GIVEN TASK:
The entries below are to be repeated exactly as they stand.

MATERIAL TO PROCESS:
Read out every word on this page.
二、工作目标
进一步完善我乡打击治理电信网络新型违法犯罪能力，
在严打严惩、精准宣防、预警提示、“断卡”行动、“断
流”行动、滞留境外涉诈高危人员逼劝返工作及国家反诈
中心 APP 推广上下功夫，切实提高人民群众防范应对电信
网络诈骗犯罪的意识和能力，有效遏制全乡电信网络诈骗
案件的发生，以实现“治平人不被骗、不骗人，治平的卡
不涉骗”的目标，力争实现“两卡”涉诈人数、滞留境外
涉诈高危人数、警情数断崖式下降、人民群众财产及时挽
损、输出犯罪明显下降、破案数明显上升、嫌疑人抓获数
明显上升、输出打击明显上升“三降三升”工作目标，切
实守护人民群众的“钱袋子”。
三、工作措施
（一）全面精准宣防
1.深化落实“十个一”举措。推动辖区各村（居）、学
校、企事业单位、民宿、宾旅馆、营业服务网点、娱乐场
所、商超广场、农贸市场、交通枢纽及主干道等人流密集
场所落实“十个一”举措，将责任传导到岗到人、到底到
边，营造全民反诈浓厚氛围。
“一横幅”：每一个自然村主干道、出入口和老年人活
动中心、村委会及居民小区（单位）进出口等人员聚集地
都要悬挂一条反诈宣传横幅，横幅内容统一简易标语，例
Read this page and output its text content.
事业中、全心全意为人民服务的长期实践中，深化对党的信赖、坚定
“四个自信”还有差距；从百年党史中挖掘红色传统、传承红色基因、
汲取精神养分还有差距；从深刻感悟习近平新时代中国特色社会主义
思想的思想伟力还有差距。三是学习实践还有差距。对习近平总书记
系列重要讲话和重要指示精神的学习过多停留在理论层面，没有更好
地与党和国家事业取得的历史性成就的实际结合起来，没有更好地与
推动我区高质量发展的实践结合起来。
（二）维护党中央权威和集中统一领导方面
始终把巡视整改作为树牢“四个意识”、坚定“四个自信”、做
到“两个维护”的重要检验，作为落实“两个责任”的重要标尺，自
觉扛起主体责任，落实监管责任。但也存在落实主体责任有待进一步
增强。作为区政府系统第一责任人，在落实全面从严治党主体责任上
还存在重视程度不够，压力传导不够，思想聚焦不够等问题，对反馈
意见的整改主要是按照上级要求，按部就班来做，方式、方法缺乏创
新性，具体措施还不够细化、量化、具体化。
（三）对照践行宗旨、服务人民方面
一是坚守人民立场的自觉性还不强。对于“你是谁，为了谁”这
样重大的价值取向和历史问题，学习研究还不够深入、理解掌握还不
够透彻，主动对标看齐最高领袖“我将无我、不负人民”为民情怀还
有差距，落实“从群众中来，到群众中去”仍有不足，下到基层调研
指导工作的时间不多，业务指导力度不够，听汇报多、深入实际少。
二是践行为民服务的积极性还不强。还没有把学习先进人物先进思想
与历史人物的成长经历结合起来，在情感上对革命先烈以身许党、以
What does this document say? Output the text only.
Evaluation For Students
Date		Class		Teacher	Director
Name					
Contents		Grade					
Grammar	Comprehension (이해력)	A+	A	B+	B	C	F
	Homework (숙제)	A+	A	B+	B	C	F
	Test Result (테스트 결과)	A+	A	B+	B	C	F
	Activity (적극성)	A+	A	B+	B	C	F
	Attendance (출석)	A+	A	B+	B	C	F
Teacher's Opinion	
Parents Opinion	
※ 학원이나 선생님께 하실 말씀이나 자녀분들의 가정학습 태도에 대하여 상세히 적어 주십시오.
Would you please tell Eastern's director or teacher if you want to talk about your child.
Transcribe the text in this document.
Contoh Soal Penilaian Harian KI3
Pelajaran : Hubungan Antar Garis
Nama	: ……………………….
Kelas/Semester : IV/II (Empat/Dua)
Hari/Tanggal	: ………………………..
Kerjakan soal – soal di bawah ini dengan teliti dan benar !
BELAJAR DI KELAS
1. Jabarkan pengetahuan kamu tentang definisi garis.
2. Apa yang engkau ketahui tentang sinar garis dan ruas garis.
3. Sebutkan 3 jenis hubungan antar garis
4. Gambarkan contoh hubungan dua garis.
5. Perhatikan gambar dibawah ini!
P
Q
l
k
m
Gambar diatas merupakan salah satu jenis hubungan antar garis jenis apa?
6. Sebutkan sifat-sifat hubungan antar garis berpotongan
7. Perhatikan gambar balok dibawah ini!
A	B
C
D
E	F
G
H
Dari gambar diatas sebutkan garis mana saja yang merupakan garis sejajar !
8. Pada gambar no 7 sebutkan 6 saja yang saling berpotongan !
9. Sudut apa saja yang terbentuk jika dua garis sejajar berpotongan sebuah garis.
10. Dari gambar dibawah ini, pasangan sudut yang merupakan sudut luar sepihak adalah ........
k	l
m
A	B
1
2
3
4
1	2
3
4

RESPONSE:
Read out every word on this page.
二、工作目标
进一步完善我乡打击治理电信网络新型违法犯罪能力，
在严打严惩、精准宣防、预警提示、“断卡”行动、“断
流”行动、滞留境外涉诈高危人员逼劝返工作及国家反诈
中心 APP 推广上下功夫，切实提高人民群众防范应对电信
网络诈骗犯罪的意识和能力，有效遏制全乡电信网络诈骗
案件的发生，以实现“治平人不被骗、不骗人，治平的卡
不涉骗”的目标，力争实现“两卡”涉诈人数、滞留境外
涉诈高危人数、警情数断崖式下降、人民群众财产及时挽
损、输出犯罪明显下降、破案数明显上升、嫌疑人抓获数
明显上升、输出打击明显上升“三降三升”工作目标，切
实守护人民群众的“钱袋子”。
三、工作措施
（一）全面精准宣防
1.深化落实“十个一”举措。推动辖区各村（居）、学
校、企事业单位、民宿、宾旅馆、营业服务网点、娱乐场
所、商超广场、农贸市场、交通枢纽及主干道等人流密集
场所落实“十个一”举措，将责任传导到岗到人、到底到
边，营造全民反诈浓厚氛围。
“一横幅”：每一个自然村主干道、出入口和老年人活
动中心、村委会及居民小区（单位）进出口等人员聚集地
都要悬挂一条反诈宣传横幅，横幅内容统一简易标语，例
Read this page and output its text content.
事业中、全心全意为人民服务的长期实践中，深化对党的信赖、坚定
“四个自信”还有差距；从百年党史中挖掘红色传统、传承红色基因、
汲取精神养分还有差距；从深刻感悟习近平新时代中国特色社会主义
思想的思想伟力还有差距。三是学习实践还有差距。对习近平总书记
系列重要讲话和重要指示精神的学习过多停留在理论层面，没有更好
地与党和国家事业取得的历史性成就的实际结合起来，没有更好地与
推动我区高质量发展的实践结合起来。
（二）维护党中央权威和集中统一领导方面
始终把巡视整改作为树牢“四个意识”、坚定“四个自信”、做
到“两个维护”的重要检验，作为落实“两个责任”的重要标尺，自
觉扛起主体责任，落实监管责任。但也存在落实主体责任有待进一步
增强。作为区政府系统第一责任人，在落实全面从严治党主体责任上
还存在重视程度不够，压力传导不够，思想聚焦不够等问题，对反馈
意见的整改主要是按照上级要求，按部就班来做，方式、方法缺乏创
新性，具体措施还不够细化、量化、具体化。
（三）对照践行宗旨、服务人民方面
一是坚守人民立场的自觉性还不强。对于“你是谁，为了谁”这
样重大的价值取向和历史问题，学习研究还不够深入、理解掌握还不
够透彻，主动对标看齐最高领袖“我将无我、不负人民”为民情怀还
有差距，落实“从群众中来，到群众中去”仍有不足，下到基层调研
指导工作的时间不多，业务指导力度不够，听汇报多、深入实际少。
二是践行为民服务的积极性还不强。还没有把学习先进人物先进思想
与历史人物的成长经历结合起来，在情感上对革命先烈以身许党、以
What does this document say? Output the text only.
Evaluation For Students
Date		Class		Teacher	Director
Name					
Contents		Grade					
Grammar	Comprehension (이해력)	A+	A	B+	B	C	F
	Homework (숙제)	A+	A	B+	B	C	F
	Test Result (테스트 결과)	A+	A	B+	B	C	F
	Activity (적극성)	A+	A	B+	B	C	F
	Attendance (출석)	A+	A	B+	B	C	F
Teacher's Opinion	
Parents Opinion	
※ 학원이나 선생님께 하실 말씀이나 자녀분들의 가정학습 태도에 대하여 상세히 적어 주십시오.
Would you please tell Eastern's director or teacher if you want to talk about your child.
Transcribe the text in this document.
Contoh Soal Penilaian Harian KI3
Pelajaran : Hubungan Antar Garis
Nama	: ……………………….
Kelas/Semester : IV/II (Empat/Dua)
Hari/Tanggal	: ………………………..
Kerjakan soal – soal di bawah ini dengan teliti dan benar !
BELAJAR DI KELAS
1. Jabarkan pengetahuan kamu tentang definisi garis.
2. Apa yang engkau ketahui tentang sinar garis dan ruas garis.
3. Sebutkan 3 jenis hubungan antar garis
4. Gambarkan contoh hubungan dua garis.
5. Perhatikan gambar dibawah ini!
P
Q
l
k
m
Gambar diatas merupakan salah satu jenis hubungan antar garis jenis apa?
6. Sebutkan sifat-sifat hubungan antar garis berpotongan
7. Perhatikan gambar balok dibawah ini!
A	B
C
D
E	F
G
H
Dari gambar diatas sebutkan garis mana saja yang merupakan garis sejajar !
8. Pada gambar no 7 sebutkan 6 saja yang saling berpotongan !
9. Sudut apa saja yang terbentuk jika dua garis sejajar berpotongan sebuah garis.
10. Dari gambar dibawah ini, pasangan sudut yang merupakan sudut luar sepihak adalah ........
k	l
m
A	B
1
2
3
4
1	2
3
4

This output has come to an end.